Texto fornecido:
O narrador, com ajustadas elipses narrativas, para salvaguarda da economia do texto, elide os pormenores da construção e só informa o leitor quando a ponte se erguia, soberba, na paisagem alcantilada do Alfusqueiro e, “faltava apenas completar o tabuleiro e as guardas”. Nesse momento, o narrador começa a desenhar uma outra colisão, mostrando-nos a revolução interior por que passa o homem abastado, cristão-honrado, respeitado e temente a Deus, assim descrita: ele sentia-se “sufocado pelo remorso”, atormentado, dia e noite, com medo de uma “queda abrupta no poço do inferno”. É então que, deste homem, varrido pelo “mais completo desespero”, se aproxima uma fada boa, apiedada do pobre cristão-honrado, respeitado e temente a Deus, dizendo-lhe para não desesperar e mandando-o atirar o ovo que lhe oferecera pelo tabuleiro da ponte, na “hora do cantar do galo” e quando o Diabo se aprestasse “para colocar a última pedra”.
Esta segunda colisão permite que a história avance para o final: do ovo, ao partir-se, saltou um galo que “rasga o silêncio da noite com o seu canto de festa, para chamar os fiéis para a Missa de Natal.
O cristão livrou a sua alma, sem deixar de cumprir nem o contrato nem a promessa que fizera aos aldeãos, seus vizinhos”. Quanto ao demo, o narrador conta-nos que “há quem diga que o Diabo deu um estoiro e nunca mais apareceu. Outros dizem que ele desceu aos infernos para preparar uma tempestade de fazer tremer os homens e a serra”.

Tarefa A:
Indique se cada afirmação concorda com o texto sobre a ponte do Alfusqueiro, respondendo sim ou não e citando literalmente as palavras do texto que o decidem: (i) A fada mandou o homem atirar o ovo à hora do cantar do galo. (ii) Quando o narrador volta a informar o leitor, a ponte já estava inteiramente concluída. (iii) O canto do galo chamava os fiéis para a Missa de Natal.
Tarefa B:
Escreva a continuação do texto sobre a ponte do Alfusqueiro, começando a seguir à última frase apresentada.

(Registos brutos)
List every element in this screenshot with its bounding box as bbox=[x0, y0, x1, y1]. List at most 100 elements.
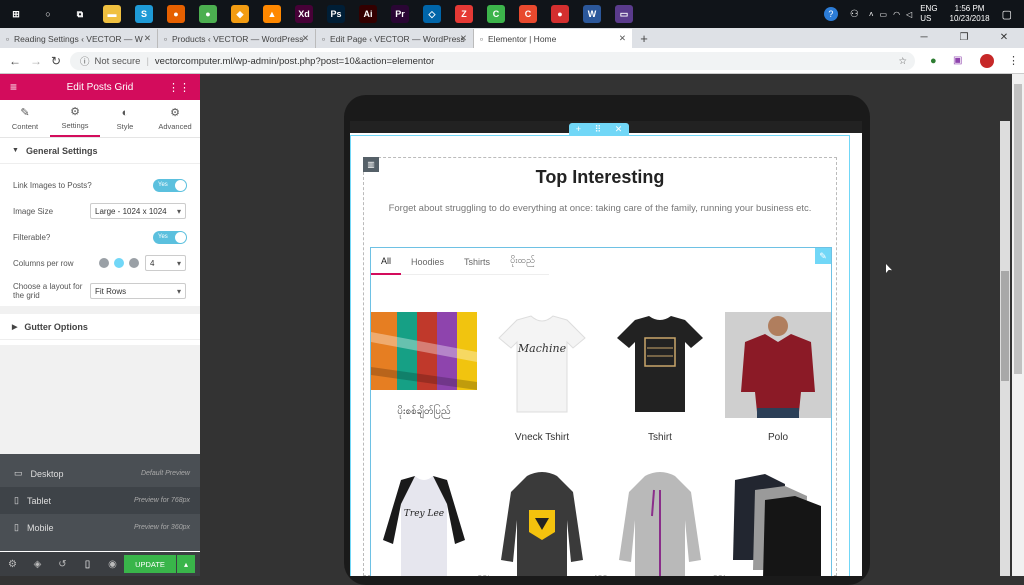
premiere-icon[interactable]: Pr bbox=[391, 5, 409, 23]
close-icon[interactable]: ✕ bbox=[619, 33, 626, 44]
taskview-icon[interactable]: ⧉ bbox=[71, 5, 89, 23]
grid-item[interactable] bbox=[371, 312, 477, 392]
info-icon[interactable]: ⓘ bbox=[80, 54, 90, 68]
chrome-profile-icon[interactable]: ● bbox=[551, 5, 569, 23]
responsive-mode-icon[interactable]: ▯ bbox=[75, 559, 100, 570]
maximize-icon[interactable]: ❐ bbox=[944, 32, 984, 43]
section-gutter-options[interactable]: ▶ Gutter Options bbox=[0, 314, 200, 340]
close-window-icon[interactable]: ✕ bbox=[984, 32, 1024, 43]
posts-grid-widget[interactable]: All Hoodies Tshirts ပိုးထည် ✎ ပိုးစစ်ချိ… bbox=[370, 247, 832, 576]
item-title[interactable]: ပိုးစစ်ချိတ်ပြည် bbox=[371, 404, 477, 419]
people-icon[interactable]: ⚇ bbox=[850, 9, 859, 20]
widgets-grid-icon[interactable]: ⋮⋮ bbox=[168, 81, 190, 94]
camtasia-orange-icon[interactable]: C bbox=[519, 5, 537, 23]
close-icon[interactable]: ✕ bbox=[615, 124, 623, 135]
language-indicator[interactable]: ENG US bbox=[920, 4, 937, 24]
item-title[interactable]: Tshirt bbox=[607, 432, 713, 443]
clock[interactable]: 1:56 PM 10/23/2018 bbox=[950, 4, 990, 24]
filter-all[interactable]: All bbox=[371, 248, 402, 275]
grid-item[interactable] bbox=[725, 312, 831, 418]
app-s-icon[interactable]: S bbox=[135, 5, 153, 23]
heading-widget[interactable]: Top Interesting bbox=[350, 167, 850, 188]
navigator-icon[interactable]: ◈ bbox=[25, 559, 50, 570]
camtasia-green-icon[interactable]: C bbox=[487, 5, 505, 23]
responsive-tablet-icon[interactable] bbox=[114, 258, 124, 268]
notifications-icon[interactable]: ▢ bbox=[1002, 8, 1012, 21]
wifi-icon[interactable]: ◠ bbox=[893, 10, 900, 19]
close-icon[interactable]: ✕ bbox=[460, 33, 467, 44]
profile-icon[interactable] bbox=[980, 53, 994, 68]
device-mobile[interactable]: ▯ Mobile Preview for 360px bbox=[0, 514, 200, 541]
grid-item[interactable] bbox=[489, 470, 595, 576]
update-button[interactable]: UPDATE bbox=[124, 555, 176, 573]
item-title[interactable]: Polo bbox=[725, 432, 831, 443]
filter-silk[interactable]: ပိုးထည် bbox=[500, 248, 545, 275]
battery-icon[interactable]: ▭ bbox=[880, 10, 888, 19]
tab-content[interactable]: ✎ Content bbox=[0, 100, 50, 137]
close-icon[interactable]: ✕ bbox=[144, 33, 151, 44]
settings-icon[interactable]: ⚙ bbox=[0, 559, 25, 570]
volume-icon[interactable]: ◁ bbox=[906, 10, 912, 19]
item-title[interactable]: Vneck Tshirt bbox=[489, 432, 595, 443]
grid-item[interactable]: Trey Lee bbox=[371, 470, 477, 576]
grid-item[interactable]: Machine bbox=[489, 312, 595, 418]
tab-advanced[interactable]: ⚙ Advanced bbox=[150, 100, 200, 137]
fl-studio-icon[interactable]: ◆ bbox=[231, 5, 249, 23]
back-icon[interactable]: ← bbox=[9, 54, 21, 68]
grid-item[interactable] bbox=[607, 312, 713, 418]
url-field[interactable]: ⓘ Not secure | vectorcomputer.ml/wp-admi… bbox=[70, 52, 915, 70]
device-tablet[interactable]: ▯ Tablet Preview for 768px bbox=[0, 487, 200, 514]
grid-item[interactable] bbox=[725, 470, 831, 576]
browser-tab[interactable]: ▫ Edit Page ‹ VECTOR — WordPress ✕ bbox=[316, 29, 474, 48]
photoshop-icon[interactable]: Ps bbox=[327, 5, 345, 23]
firefox-icon[interactable]: ● bbox=[167, 5, 185, 23]
browser-tab-active[interactable]: ▫ Elementor | Home ✕ bbox=[474, 29, 632, 48]
browser-tab[interactable]: ▫ Reading Settings ‹ VECTOR — W ✕ bbox=[0, 29, 158, 48]
tab-style[interactable]: ◐ Style bbox=[100, 100, 150, 137]
menu-icon[interactable]: ⋮ bbox=[1008, 54, 1019, 67]
bookmark-star-icon[interactable]: ☆ bbox=[898, 56, 907, 67]
text-widget[interactable]: Forget about struggling to do everything… bbox=[350, 203, 850, 214]
cortana-icon[interactable]: ○ bbox=[39, 5, 57, 23]
layout-select[interactable]: Fit Rows bbox=[90, 283, 186, 299]
responsive-desktop-icon[interactable] bbox=[99, 258, 109, 268]
hamburger-icon[interactable]: ≡ bbox=[10, 80, 17, 94]
app-red-icon[interactable]: Z bbox=[455, 5, 473, 23]
help-icon[interactable]: ? bbox=[823, 7, 838, 21]
vscode-icon[interactable]: ◇ bbox=[423, 5, 441, 23]
columns-select[interactable]: 4 bbox=[145, 255, 186, 271]
forward-icon[interactable]: → bbox=[30, 54, 42, 68]
extension-icon[interactable]: ▣ bbox=[953, 55, 962, 66]
adobe-xd-icon[interactable]: Xd bbox=[295, 5, 313, 23]
preview-eye-icon[interactable]: ◉ bbox=[100, 559, 125, 570]
filter-tshirts[interactable]: Tshirts bbox=[454, 248, 500, 275]
minimize-icon[interactable]: ─ bbox=[904, 32, 944, 43]
scrollbar-thumb[interactable] bbox=[1001, 271, 1009, 381]
grid-item[interactable] bbox=[607, 470, 713, 576]
drag-icon[interactable]: ⠿ bbox=[595, 124, 602, 135]
file-explorer-icon[interactable]: ▬ bbox=[103, 5, 121, 23]
responsive-mobile-icon[interactable] bbox=[129, 258, 139, 268]
windows-icon[interactable]: ⊞ bbox=[7, 5, 25, 23]
chevron-up-icon[interactable]: ˄ bbox=[869, 10, 874, 19]
vlc-icon[interactable]: ▲ bbox=[263, 5, 281, 23]
edit-widget-pencil-icon[interactable]: ✎ bbox=[815, 248, 831, 264]
add-icon[interactable]: + bbox=[576, 124, 581, 134]
tab-settings[interactable]: ⚙ Settings bbox=[50, 100, 100, 137]
terminal-icon[interactable]: ▭ bbox=[615, 5, 633, 23]
history-icon[interactable]: ↺ bbox=[50, 559, 75, 570]
chrome-icon[interactable]: ● bbox=[199, 5, 217, 23]
browser-tab[interactable]: ▫ Products ‹ VECTOR — WordPress ✕ bbox=[158, 29, 316, 48]
reload-icon[interactable]: ↻ bbox=[51, 54, 61, 68]
image-size-select[interactable]: Large - 1024 x 1024 bbox=[90, 203, 186, 219]
section-general-settings[interactable]: ▼ General Settings bbox=[0, 138, 200, 164]
filter-hoodies[interactable]: Hoodies bbox=[401, 248, 454, 275]
extension-icon[interactable]: ● bbox=[930, 55, 937, 67]
window-scrollbar[interactable] bbox=[1012, 74, 1024, 576]
device-desktop[interactable]: ▭ Desktop Default Preview bbox=[0, 460, 200, 487]
close-icon[interactable]: ✕ bbox=[302, 33, 309, 44]
preview-scrollbar[interactable] bbox=[1000, 121, 1010, 576]
word-icon[interactable]: W bbox=[583, 5, 601, 23]
filterable-toggle[interactable]: Yes bbox=[153, 230, 187, 244]
section-handle[interactable]: + ⠿ ✕ bbox=[569, 123, 629, 135]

Resultado do exercício A:
(i) Sim: mandando-o atirar o ovo que lhe oferecera pelo tabuleiro da ponte, na “hora do cantar do galo”
(ii) Não: “faltava apenas completar o tabuleiro e as guardas”
(iii) Sim: “rasga o silêncio da noite com o seu canto de festa, para chamar os fiéis para a Missa de Natal

Resultado do exercício B:
A história poderia acabar aqui, porém o narrador decide finalizá-la com um seu comentário que a enriquece grandemente. Diz o narrador: “Não sei quem fala verdade. Mas deem-me a liberdade de acrescentar um ponto a este conto: o Diabo, decerto, preparou uma tempestade. Mas não foi de raios e coriscos. A sua vingança foi muito mais terrível, muito mais destruidora: os homens tornaram-se cada vez mais hábeis na construção de pontes para atravessar rios traiçoeiros, é certo, mas o Diabo vingou-se, tornando-os inábeis quando se trata de construir pontes capazes de os aproximar, quando se encontram em lados opostos dos rios da vida”.
Este percuciente olhar sobre a atualidade, sobre um tempo em que a Europa, senhora de um qualificado desenvolvimento tecnológico, está à beira de uma terrível convulsão, coloca este livro num plano de ainda mais invejável qualidade. Este olhar induz o leitor a refletir sobre a atualidade e, como escreveu J. Barata-Moura, o “apelo à atualidade não é o chamamento de atenção para alguma coisa estranha, para alguma coisa transcendente, para algum objetivo exterior à nossa própria tarefa fundamental: que é viver”.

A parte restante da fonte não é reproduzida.